Goal of the exercise: Each line holding the word "title" counts once; give the total and nothing more.

Material for the task:
☆ ☆ ☆ ☆ ☆

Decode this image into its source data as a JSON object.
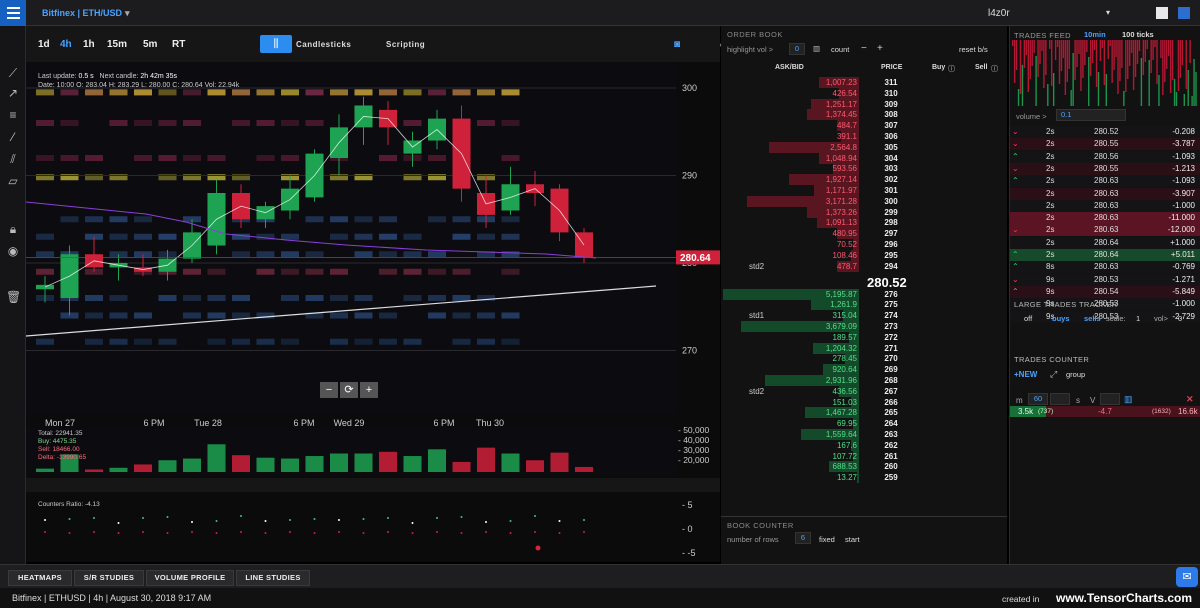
{
  "header": {
    "symbol": "Bitfinex | ETH/USD",
    "symbol_caret": "▾",
    "user": "l4z0r",
    "user_caret": "▾"
  },
  "toolbar": {
    "timeframes": [
      "1d",
      "4h",
      "1h",
      "15m",
      "5m",
      "RT"
    ],
    "active_timeframe": "4h",
    "chart_type_icon": "bars-icon",
    "candlesticks": "Candlesticks",
    "scripting": "Scripting"
  },
  "chart_info": {
    "line1_a": "Last update:",
    "line1_b": "0.5 s",
    "line1_c": "Next candle:",
    "line1_d": "2h 42m 35s",
    "line2": "Date: 10:00  O: 283.04  H: 283.29  L: 280.00  C: 280.64  Vol: 22.94k"
  },
  "chart_data": {
    "type": "candlestick",
    "price_axis": {
      "ticks": [
        300,
        290,
        280,
        270
      ],
      "range": [
        265,
        305
      ]
    },
    "current_price_label": "280.64",
    "x_labels": [
      "Mon 27",
      "6 PM",
      "Tue 28",
      "6 PM",
      "Wed 29",
      "6 PM",
      "Thu 30"
    ],
    "candles": [
      {
        "o": 277.0,
        "h": 278.5,
        "l": 275.5,
        "c": 277.5
      },
      {
        "o": 276.0,
        "h": 282.0,
        "l": 274.0,
        "c": 281.0
      },
      {
        "o": 281.0,
        "h": 283.0,
        "l": 279.0,
        "c": 279.5
      },
      {
        "o": 279.5,
        "h": 281.0,
        "l": 278.0,
        "c": 280.0
      },
      {
        "o": 279.5,
        "h": 281.0,
        "l": 278.5,
        "c": 279.0
      },
      {
        "o": 279.0,
        "h": 281.5,
        "l": 278.0,
        "c": 280.5
      },
      {
        "o": 280.5,
        "h": 285.0,
        "l": 280.0,
        "c": 283.5
      },
      {
        "o": 282.0,
        "h": 289.5,
        "l": 281.0,
        "c": 288.0
      },
      {
        "o": 288.0,
        "h": 289.0,
        "l": 284.0,
        "c": 285.0
      },
      {
        "o": 285.0,
        "h": 287.0,
        "l": 284.0,
        "c": 286.5
      },
      {
        "o": 286.0,
        "h": 290.0,
        "l": 285.0,
        "c": 288.5
      },
      {
        "o": 287.5,
        "h": 293.0,
        "l": 287.0,
        "c": 292.5
      },
      {
        "o": 292.0,
        "h": 297.0,
        "l": 290.0,
        "c": 295.5
      },
      {
        "o": 295.5,
        "h": 299.0,
        "l": 293.5,
        "c": 298.0
      },
      {
        "o": 297.5,
        "h": 298.5,
        "l": 293.5,
        "c": 295.5
      },
      {
        "o": 292.5,
        "h": 295.0,
        "l": 291.0,
        "c": 294.0
      },
      {
        "o": 294.0,
        "h": 297.5,
        "l": 293.0,
        "c": 296.5
      },
      {
        "o": 296.5,
        "h": 298.0,
        "l": 287.0,
        "c": 288.5
      },
      {
        "o": 288.0,
        "h": 290.0,
        "l": 284.0,
        "c": 285.5
      },
      {
        "o": 286.0,
        "h": 291.0,
        "l": 285.5,
        "c": 289.0
      },
      {
        "o": 289.0,
        "h": 290.5,
        "l": 286.5,
        "c": 288.0
      },
      {
        "o": 288.5,
        "h": 289.0,
        "l": 282.5,
        "c": 283.5
      },
      {
        "o": 283.5,
        "h": 284.0,
        "l": 280.0,
        "c": 280.6
      }
    ],
    "volume_axis": [
      "40,000",
      "30,000",
      "20,000"
    ],
    "volume_axis_top": "50,000",
    "volumes": [
      4,
      21,
      3,
      5,
      9,
      14,
      16,
      33,
      20,
      17,
      16,
      19,
      22,
      22,
      24,
      19,
      27,
      12,
      29,
      22,
      14,
      23,
      6
    ],
    "ratio_axis": [
      "5",
      "0",
      "-5"
    ]
  },
  "volume_info": {
    "total": "Total: 22941.35",
    "buy": "Buy: 4475.35",
    "sell": "Sell: 18466.00",
    "delta": "Delta: -13990.65"
  },
  "ratio_label": "Counters Ratio: -4.13",
  "order_book": {
    "title": "ORDER BOOK",
    "highlight_label": "highlight vol >",
    "highlight_value": "0",
    "count_label": "count",
    "reset_label": "reset b/s",
    "col_askbid": "ASK/BID",
    "col_price": "PRICE",
    "col_buy": "Buy",
    "col_sell": "Sell",
    "last_price": "280.52",
    "asks": [
      {
        "v": "1,007.23",
        "p": "311",
        "w": 40
      },
      {
        "v": "426.54",
        "p": "310",
        "w": 20
      },
      {
        "v": "1,251.17",
        "p": "309",
        "w": 48
      },
      {
        "v": "1,374.45",
        "p": "308",
        "w": 52
      },
      {
        "v": "484.7",
        "p": "307",
        "w": 22
      },
      {
        "v": "391.1",
        "p": "306",
        "w": 18
      },
      {
        "v": "2,564.8",
        "p": "305",
        "w": 90
      },
      {
        "v": "1,048.94",
        "p": "304",
        "w": 40
      },
      {
        "v": "593.56",
        "p": "303",
        "w": 26
      },
      {
        "v": "1,927.14",
        "p": "302",
        "w": 70
      },
      {
        "v": "1,171.97",
        "p": "301",
        "w": 45
      },
      {
        "v": "3,171.28",
        "p": "300",
        "w": 112
      },
      {
        "v": "1,373.26",
        "p": "299",
        "w": 52
      },
      {
        "v": "1,091.13",
        "p": "298",
        "w": 42
      },
      {
        "v": "480.95",
        "p": "297",
        "w": 22
      },
      {
        "v": "70.52",
        "p": "296",
        "w": 6
      },
      {
        "v": "108.46",
        "p": "295",
        "w": 8
      },
      {
        "v": "478.7",
        "p": "294",
        "w": 22,
        "std": "std2"
      }
    ],
    "bids": [
      {
        "v": "5,195.87",
        "p": "276",
        "w": 136
      },
      {
        "v": "1,261.9",
        "p": "275",
        "w": 48
      },
      {
        "v": "315.04",
        "p": "274",
        "w": 16,
        "std": "std1"
      },
      {
        "v": "3,679.09",
        "p": "273",
        "w": 118
      },
      {
        "v": "189.57",
        "p": "272",
        "w": 10
      },
      {
        "v": "1,204.32",
        "p": "271",
        "w": 46
      },
      {
        "v": "278.45",
        "p": "270",
        "w": 14
      },
      {
        "v": "920.64",
        "p": "269",
        "w": 36
      },
      {
        "v": "2,931.96",
        "p": "268",
        "w": 94
      },
      {
        "v": "436.56",
        "p": "267",
        "w": 20,
        "std": "std2"
      },
      {
        "v": "151.03",
        "p": "266",
        "w": 8
      },
      {
        "v": "1,467.28",
        "p": "265",
        "w": 54
      },
      {
        "v": "69.95",
        "p": "264",
        "w": 6
      },
      {
        "v": "1,559.64",
        "p": "263",
        "w": 58
      },
      {
        "v": "167.6",
        "p": "262",
        "w": 8
      },
      {
        "v": "107.72",
        "p": "261",
        "w": 6
      },
      {
        "v": "688.53",
        "p": "260",
        "w": 30
      },
      {
        "v": "13.27",
        "p": "259",
        "w": 2
      }
    ]
  },
  "book_counter": {
    "title": "BOOK COUNTER",
    "rows_label": "number of rows",
    "rows_value": "6",
    "fixed": "fixed",
    "start": "start"
  },
  "trades_feed": {
    "title": "TRADES FEED",
    "interval": "10min",
    "ticks": "100 ticks",
    "volume_label": "volume >",
    "volume_value": "0.1",
    "rows": [
      {
        "dir": "down",
        "t": "2s",
        "p": "280.52",
        "v": "-0.208",
        "kind": "sell0"
      },
      {
        "dir": "down",
        "t": "2s",
        "p": "280.55",
        "v": "-3.787",
        "kind": "sell1"
      },
      {
        "dir": "up",
        "t": "2s",
        "p": "280.56",
        "v": "-1.093",
        "kind": "sell0"
      },
      {
        "dir": "down",
        "t": "2s",
        "p": "280.55",
        "v": "-1.213",
        "kind": "sell1"
      },
      {
        "dir": "up",
        "t": "2s",
        "p": "280.63",
        "v": "-1.093",
        "kind": "sell0"
      },
      {
        "dir": "",
        "t": "2s",
        "p": "280.63",
        "v": "-3.907",
        "kind": "sell1"
      },
      {
        "dir": "",
        "t": "2s",
        "p": "280.63",
        "v": "-1.000",
        "kind": "sell0"
      },
      {
        "dir": "",
        "t": "2s",
        "p": "280.63",
        "v": "-11.000",
        "kind": "sell2"
      },
      {
        "dir": "down",
        "t": "2s",
        "p": "280.63",
        "v": "-12.000",
        "kind": "sell2"
      },
      {
        "dir": "",
        "t": "2s",
        "p": "280.64",
        "v": "+1.000",
        "kind": "buy0"
      },
      {
        "dir": "up",
        "t": "2s",
        "p": "280.64",
        "v": "+5.011",
        "kind": "buy1"
      },
      {
        "dir": "up",
        "t": "8s",
        "p": "280.63",
        "v": "-0.769",
        "kind": "sell0"
      },
      {
        "dir": "down",
        "t": "9s",
        "p": "280.53",
        "v": "-1.271",
        "kind": "sell0"
      },
      {
        "dir": "up",
        "t": "9s",
        "p": "280.54",
        "v": "-5.849",
        "kind": "sell1"
      },
      {
        "dir": "",
        "t": "9s",
        "p": "280.53",
        "v": "-1.000",
        "kind": "sell0"
      },
      {
        "dir": "",
        "t": "9s",
        "p": "280.53",
        "v": "-2.729",
        "kind": "sell0"
      }
    ]
  },
  "large_trades": {
    "title": "LARGE TRADES TRACKER",
    "off": "off",
    "buys": "buys",
    "sells": "sells",
    "scale_label": "scale:",
    "scale_value": "1",
    "vol_label": "vol>",
    "vol_value": "0"
  },
  "trades_counter": {
    "title": "TRADES COUNTER",
    "new_label": "NEW",
    "group_label": "group",
    "m_label": "m",
    "m_value": "60",
    "s_label": "s",
    "v_label": "V",
    "buy": "3.5k",
    "buy_count": "(737)",
    "delta": "-4.7",
    "sell_count": "(1632)",
    "sell": "16.6k"
  },
  "bottom_tabs": [
    "HEATMAPS",
    "S/R STUDIES",
    "VOLUME PROFILE",
    "LINE STUDIES"
  ],
  "status": {
    "text": "Bitfinex | ETHUSD | 4h | August 30, 2018 9:17 AM",
    "created_in": "created in",
    "site": "www.TensorCharts.com"
  },
  "colors": {
    "accent": "#2c8cf0",
    "up": "#1ea352",
    "down": "#d0213a",
    "ask_bar": "#5a1620",
    "bid_bar": "#134a2a"
  }
}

☆ ☆ ☆ ☆ ☆

Solution to the problem: 5